**WRITTEN EXERCISE:** Count how many lines hold the word "color" and give that number as the whole answer.

Dataset listings of figures:
»»

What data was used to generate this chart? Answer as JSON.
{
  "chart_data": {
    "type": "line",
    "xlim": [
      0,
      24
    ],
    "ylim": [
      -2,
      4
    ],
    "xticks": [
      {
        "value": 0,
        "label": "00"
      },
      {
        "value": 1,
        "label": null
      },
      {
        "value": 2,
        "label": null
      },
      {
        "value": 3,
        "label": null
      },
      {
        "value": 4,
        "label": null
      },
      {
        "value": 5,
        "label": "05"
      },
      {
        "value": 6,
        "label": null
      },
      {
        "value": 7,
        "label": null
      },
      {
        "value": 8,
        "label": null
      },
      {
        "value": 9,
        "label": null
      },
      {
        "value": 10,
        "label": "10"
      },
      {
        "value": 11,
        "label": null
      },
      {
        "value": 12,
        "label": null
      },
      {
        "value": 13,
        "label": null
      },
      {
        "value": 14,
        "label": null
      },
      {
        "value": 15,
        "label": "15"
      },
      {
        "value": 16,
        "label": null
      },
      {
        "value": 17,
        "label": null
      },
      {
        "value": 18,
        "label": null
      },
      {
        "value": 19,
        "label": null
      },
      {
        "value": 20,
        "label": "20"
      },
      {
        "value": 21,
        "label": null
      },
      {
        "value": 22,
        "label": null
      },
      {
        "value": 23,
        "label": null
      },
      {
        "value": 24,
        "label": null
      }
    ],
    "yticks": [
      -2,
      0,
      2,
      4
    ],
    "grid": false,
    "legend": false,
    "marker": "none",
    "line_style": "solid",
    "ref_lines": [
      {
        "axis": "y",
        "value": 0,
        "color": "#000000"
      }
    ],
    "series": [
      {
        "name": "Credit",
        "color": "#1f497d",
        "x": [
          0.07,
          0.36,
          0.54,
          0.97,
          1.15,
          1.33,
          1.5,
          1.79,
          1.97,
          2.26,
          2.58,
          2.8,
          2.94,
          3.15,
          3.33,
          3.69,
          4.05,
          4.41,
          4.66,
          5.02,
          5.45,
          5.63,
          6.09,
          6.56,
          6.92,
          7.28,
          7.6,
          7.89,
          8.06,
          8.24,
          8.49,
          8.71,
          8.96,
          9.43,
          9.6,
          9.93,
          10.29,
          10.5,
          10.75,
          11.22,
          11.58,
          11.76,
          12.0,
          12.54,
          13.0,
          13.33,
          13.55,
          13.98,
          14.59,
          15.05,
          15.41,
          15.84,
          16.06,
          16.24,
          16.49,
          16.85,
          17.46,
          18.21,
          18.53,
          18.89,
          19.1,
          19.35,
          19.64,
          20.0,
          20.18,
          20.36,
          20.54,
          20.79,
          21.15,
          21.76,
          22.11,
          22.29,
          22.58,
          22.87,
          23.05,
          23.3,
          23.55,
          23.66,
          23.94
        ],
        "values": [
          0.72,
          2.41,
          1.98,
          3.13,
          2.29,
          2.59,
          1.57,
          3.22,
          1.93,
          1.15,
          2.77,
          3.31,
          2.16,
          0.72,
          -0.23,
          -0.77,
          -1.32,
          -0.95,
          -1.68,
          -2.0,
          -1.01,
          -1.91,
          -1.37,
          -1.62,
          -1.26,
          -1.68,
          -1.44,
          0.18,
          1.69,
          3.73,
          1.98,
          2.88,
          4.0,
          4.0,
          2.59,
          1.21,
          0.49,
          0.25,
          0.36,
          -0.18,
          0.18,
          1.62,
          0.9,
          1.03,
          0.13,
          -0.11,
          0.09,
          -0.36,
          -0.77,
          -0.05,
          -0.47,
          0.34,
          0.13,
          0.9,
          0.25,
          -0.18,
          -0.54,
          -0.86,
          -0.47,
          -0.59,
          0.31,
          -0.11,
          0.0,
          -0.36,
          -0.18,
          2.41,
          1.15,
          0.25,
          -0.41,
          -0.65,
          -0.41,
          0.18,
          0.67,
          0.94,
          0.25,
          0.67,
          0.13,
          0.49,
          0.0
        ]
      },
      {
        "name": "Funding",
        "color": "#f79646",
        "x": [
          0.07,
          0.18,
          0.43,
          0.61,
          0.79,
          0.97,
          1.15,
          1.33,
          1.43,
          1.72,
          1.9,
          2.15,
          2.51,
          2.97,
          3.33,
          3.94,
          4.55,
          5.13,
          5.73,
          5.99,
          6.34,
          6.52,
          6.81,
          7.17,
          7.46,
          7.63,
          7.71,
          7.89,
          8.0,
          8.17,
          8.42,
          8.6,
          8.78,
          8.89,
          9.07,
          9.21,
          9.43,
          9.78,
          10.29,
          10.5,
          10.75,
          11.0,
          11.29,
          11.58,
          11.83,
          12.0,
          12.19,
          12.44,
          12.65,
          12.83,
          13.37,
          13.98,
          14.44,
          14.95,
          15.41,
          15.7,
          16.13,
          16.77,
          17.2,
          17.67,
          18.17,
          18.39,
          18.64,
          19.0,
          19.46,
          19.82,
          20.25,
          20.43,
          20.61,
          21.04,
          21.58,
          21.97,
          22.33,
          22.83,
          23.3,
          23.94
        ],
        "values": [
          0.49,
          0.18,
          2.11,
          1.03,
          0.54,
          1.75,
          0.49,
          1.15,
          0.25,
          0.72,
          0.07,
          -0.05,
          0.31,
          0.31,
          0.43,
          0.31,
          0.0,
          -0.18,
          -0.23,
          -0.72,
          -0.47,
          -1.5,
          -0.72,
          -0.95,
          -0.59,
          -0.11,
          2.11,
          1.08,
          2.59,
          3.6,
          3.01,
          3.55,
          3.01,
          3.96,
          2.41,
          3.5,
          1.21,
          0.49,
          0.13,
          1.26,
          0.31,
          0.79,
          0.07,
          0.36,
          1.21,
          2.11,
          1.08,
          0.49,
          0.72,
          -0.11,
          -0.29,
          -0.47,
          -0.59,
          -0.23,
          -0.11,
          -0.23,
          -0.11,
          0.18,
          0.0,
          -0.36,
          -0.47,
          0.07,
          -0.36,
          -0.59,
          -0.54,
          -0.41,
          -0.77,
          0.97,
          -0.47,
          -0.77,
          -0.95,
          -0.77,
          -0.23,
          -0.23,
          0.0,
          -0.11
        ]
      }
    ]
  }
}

««

**TASK RESULT:** 3